(Your objective)
In the entries below, find the lines with the word "icon" and copy them.

(Given data)
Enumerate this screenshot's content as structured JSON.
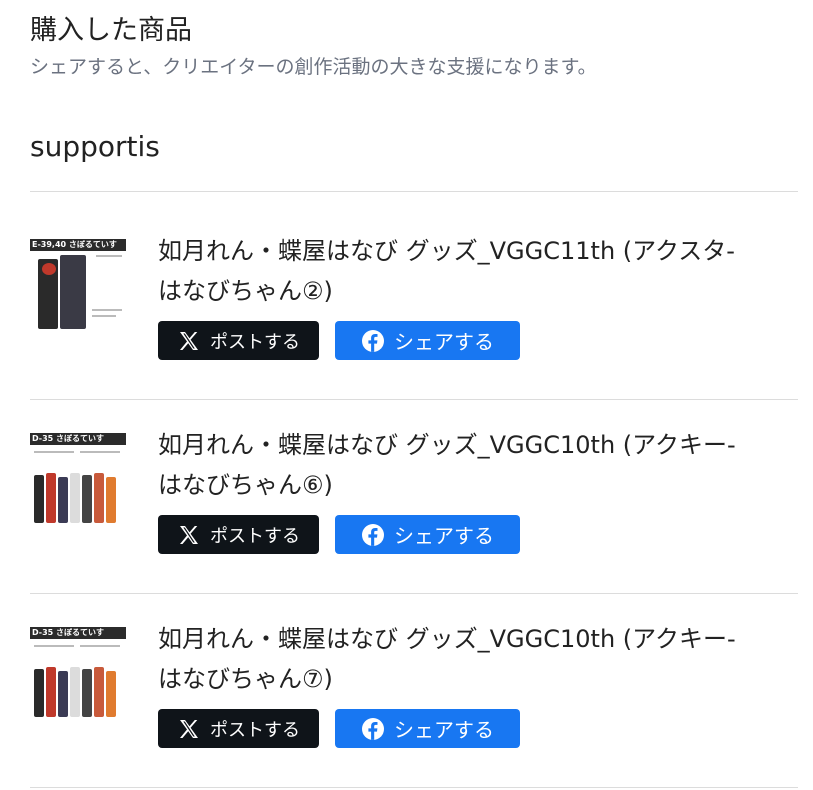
{
  "header": {
    "title": "購入した商品",
    "subtitle": "シェアすると、クリエイターの創作活動の大きな支援になります。"
  },
  "shop": {
    "name": "supportis"
  },
  "buttons": {
    "post_label": "ポストする",
    "share_label": "シェアする",
    "post_icon": "x-logo-icon",
    "share_icon": "facebook-icon"
  },
  "colors": {
    "post_button": "#0f1419",
    "share_button": "#1877f2"
  },
  "items": [
    {
      "line1": "如月れん・蝶屋はなび グッズ_VGGC11th (アクスタ-",
      "line2": "はなびちゃん②)",
      "thumb_banner": "E-39,40 さぼるていす"
    },
    {
      "line1": "如月れん・蝶屋はなび グッズ_VGGC10th (アクキー-",
      "line2": "はなびちゃん⑥)",
      "thumb_banner": "D-35 さぼるていす"
    },
    {
      "line1": "如月れん・蝶屋はなび グッズ_VGGC10th (アクキー-",
      "line2": "はなびちゃん⑦)",
      "thumb_banner": "D-35 さぼるていす"
    }
  ]
}
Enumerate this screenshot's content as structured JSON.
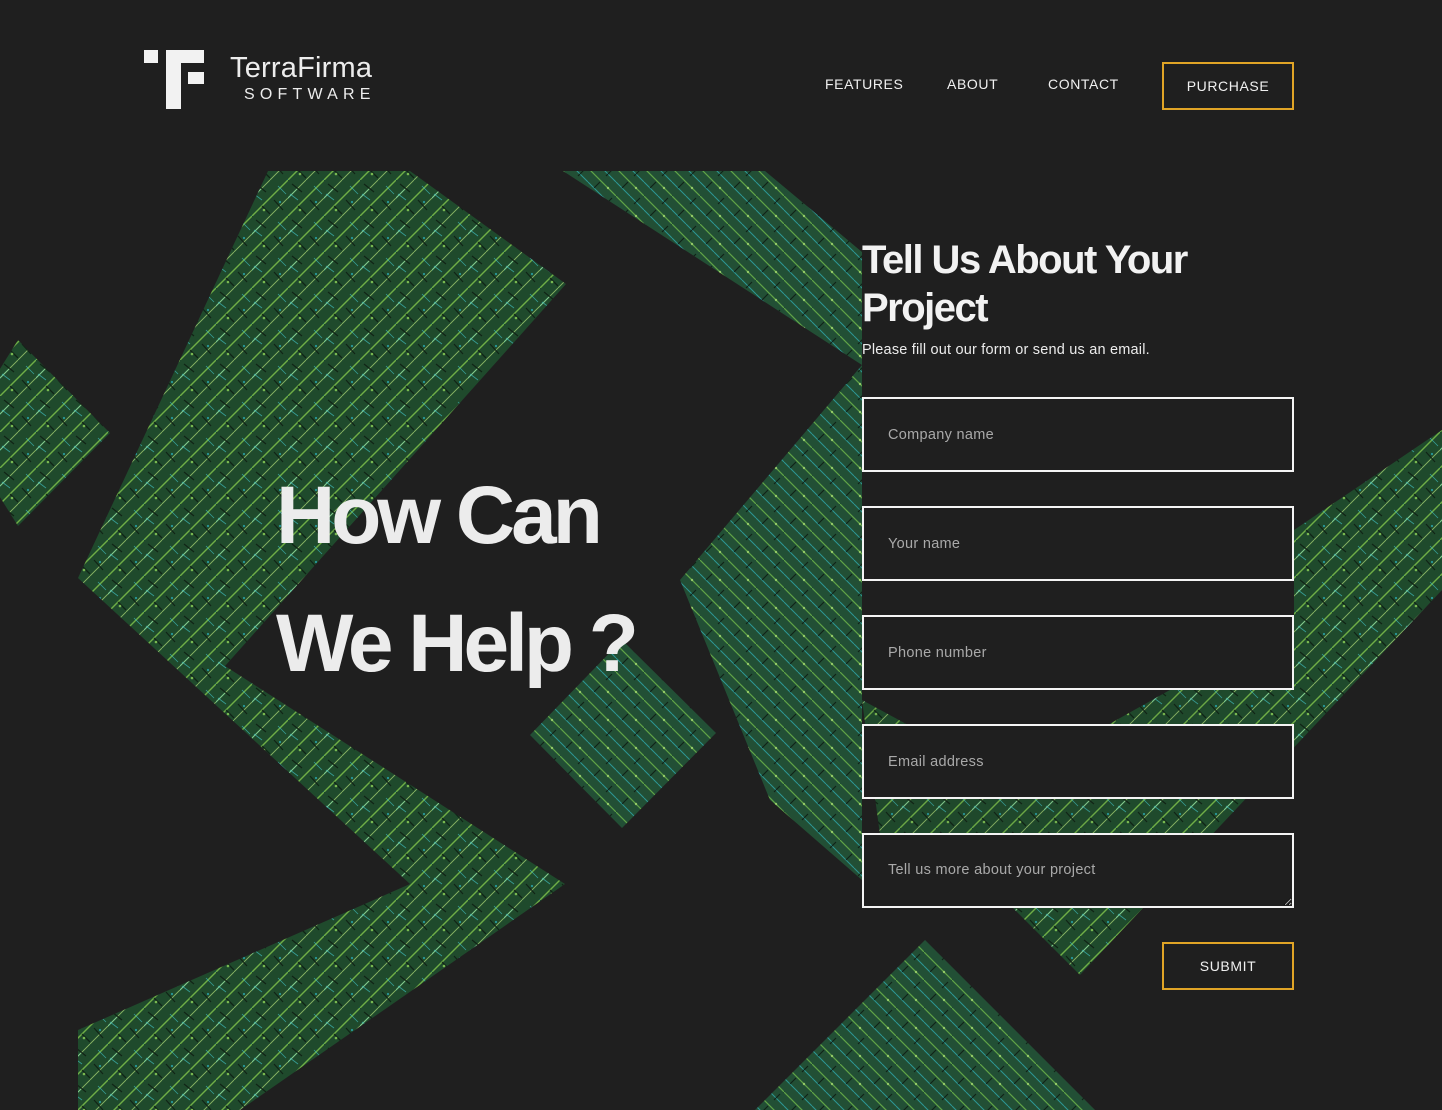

(Response to the task)
    "post_icon": "x-logo-icon",
    "share_icon": "facebook-icon"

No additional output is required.